**Problem to solve:**
Go through the entries below and copy each line containing the word "عمومی".

**Material to process:**
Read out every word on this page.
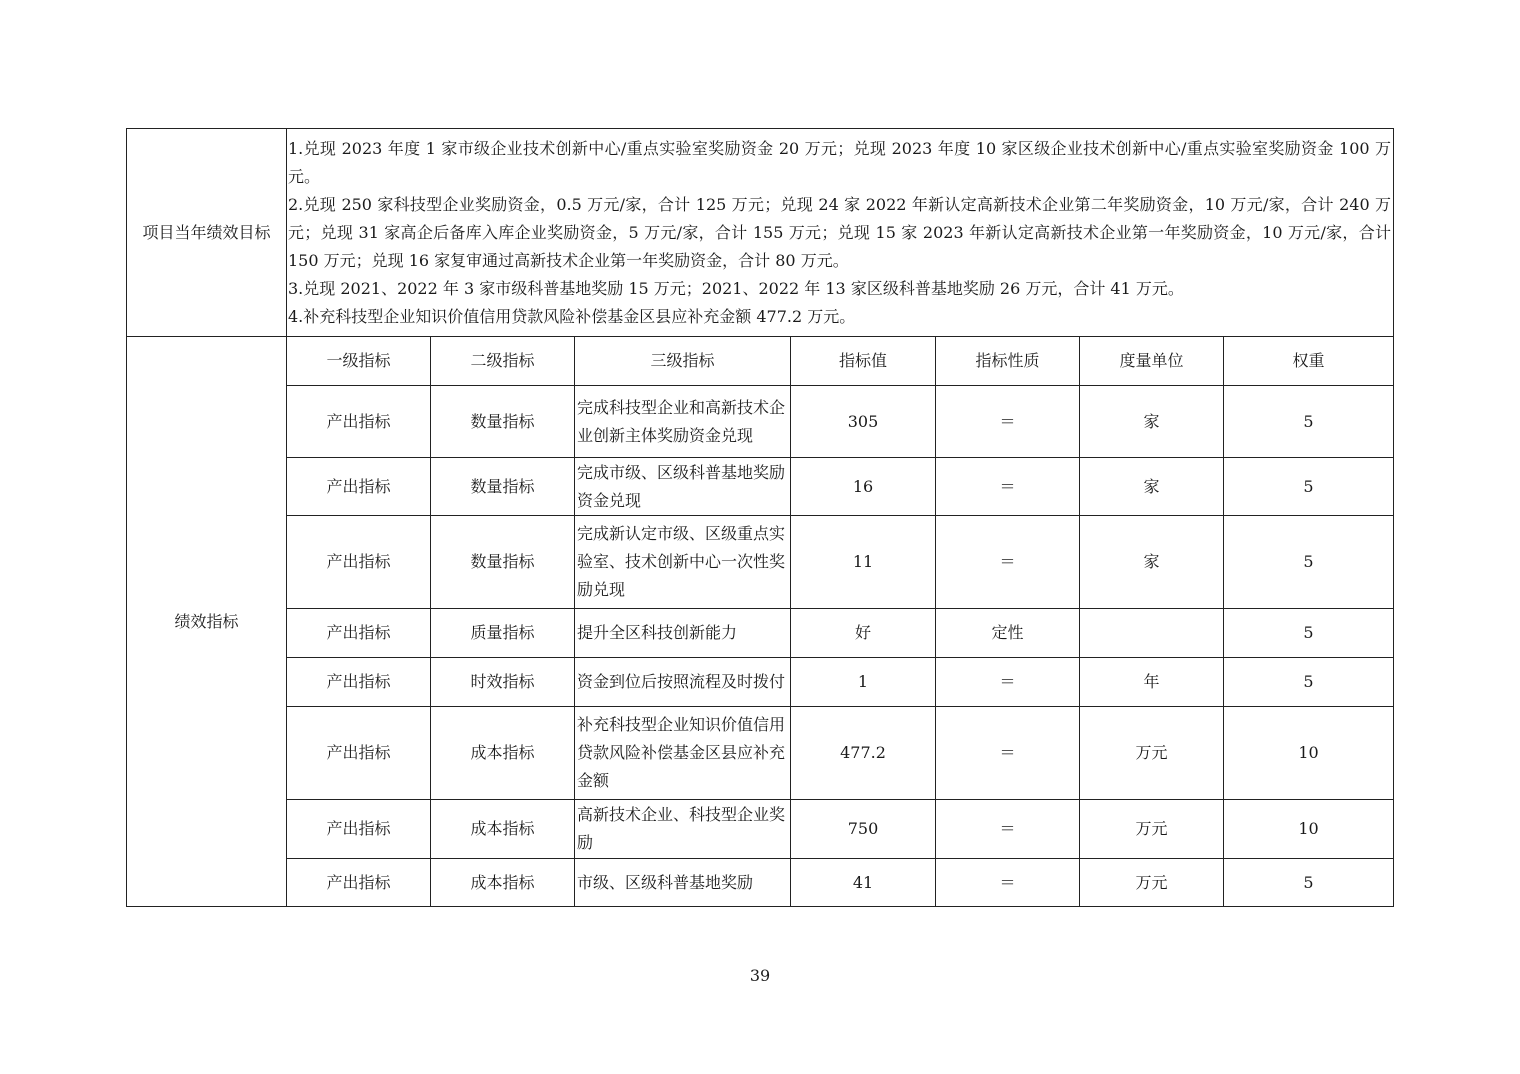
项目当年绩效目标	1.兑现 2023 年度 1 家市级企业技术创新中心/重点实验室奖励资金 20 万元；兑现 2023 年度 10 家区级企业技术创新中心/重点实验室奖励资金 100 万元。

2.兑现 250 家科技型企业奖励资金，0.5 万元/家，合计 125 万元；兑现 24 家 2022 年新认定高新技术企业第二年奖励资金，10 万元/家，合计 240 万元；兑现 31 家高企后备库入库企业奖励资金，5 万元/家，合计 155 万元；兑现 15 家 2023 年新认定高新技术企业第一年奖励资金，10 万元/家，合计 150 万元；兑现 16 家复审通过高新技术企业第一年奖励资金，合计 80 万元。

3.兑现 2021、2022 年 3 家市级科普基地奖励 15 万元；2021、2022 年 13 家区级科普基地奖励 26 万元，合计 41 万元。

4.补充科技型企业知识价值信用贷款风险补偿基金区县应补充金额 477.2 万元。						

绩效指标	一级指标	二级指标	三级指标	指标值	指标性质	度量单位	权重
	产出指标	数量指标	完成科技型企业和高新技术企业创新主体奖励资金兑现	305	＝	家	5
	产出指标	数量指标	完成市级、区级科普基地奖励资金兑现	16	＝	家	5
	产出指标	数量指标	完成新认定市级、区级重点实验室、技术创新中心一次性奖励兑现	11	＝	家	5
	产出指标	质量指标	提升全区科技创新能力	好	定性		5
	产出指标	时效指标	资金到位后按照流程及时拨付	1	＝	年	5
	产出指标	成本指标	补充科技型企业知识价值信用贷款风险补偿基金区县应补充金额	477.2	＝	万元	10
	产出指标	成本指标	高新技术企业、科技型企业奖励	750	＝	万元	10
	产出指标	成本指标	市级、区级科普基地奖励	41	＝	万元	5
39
--
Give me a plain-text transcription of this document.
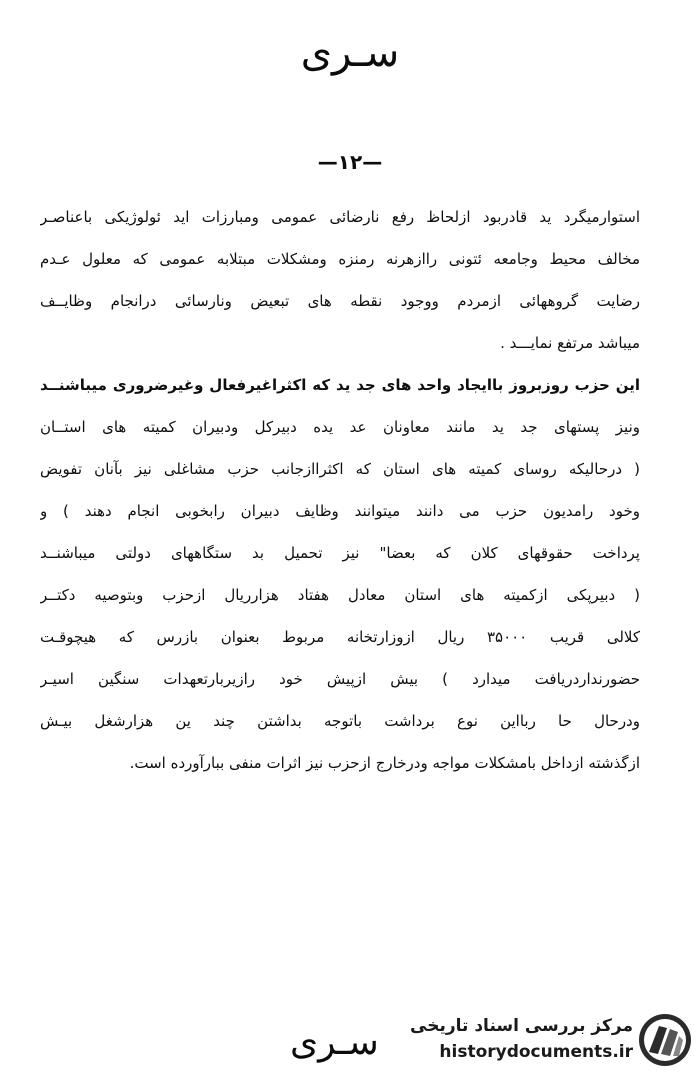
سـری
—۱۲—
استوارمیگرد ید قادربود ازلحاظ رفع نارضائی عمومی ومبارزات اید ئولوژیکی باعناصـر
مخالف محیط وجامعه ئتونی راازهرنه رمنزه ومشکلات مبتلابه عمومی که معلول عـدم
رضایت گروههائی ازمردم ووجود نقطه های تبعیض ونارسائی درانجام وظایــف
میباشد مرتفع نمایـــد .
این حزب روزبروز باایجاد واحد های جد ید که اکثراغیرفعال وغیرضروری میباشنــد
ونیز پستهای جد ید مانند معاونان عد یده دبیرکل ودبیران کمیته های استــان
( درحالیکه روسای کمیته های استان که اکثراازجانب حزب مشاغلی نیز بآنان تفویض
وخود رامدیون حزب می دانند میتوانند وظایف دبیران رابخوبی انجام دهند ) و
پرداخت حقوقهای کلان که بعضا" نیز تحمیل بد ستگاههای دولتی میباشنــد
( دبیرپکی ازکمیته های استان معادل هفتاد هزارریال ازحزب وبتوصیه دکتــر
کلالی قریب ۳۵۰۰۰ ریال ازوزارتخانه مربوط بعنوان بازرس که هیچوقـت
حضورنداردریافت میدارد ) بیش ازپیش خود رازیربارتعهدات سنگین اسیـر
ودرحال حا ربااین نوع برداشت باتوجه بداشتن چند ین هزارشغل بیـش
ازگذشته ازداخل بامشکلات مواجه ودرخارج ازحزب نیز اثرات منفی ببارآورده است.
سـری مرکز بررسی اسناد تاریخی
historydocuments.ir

**Task output:**
استوارمیگرد ید قادربود ازلحاظ رفع نارضائی عمومی ومبارزات اید ئولوژیکی باعناصـر
مخالف محیط وجامعه ئتونی راازهرنه رمنزه ومشکلات مبتلابه عمومی که معلول عـدم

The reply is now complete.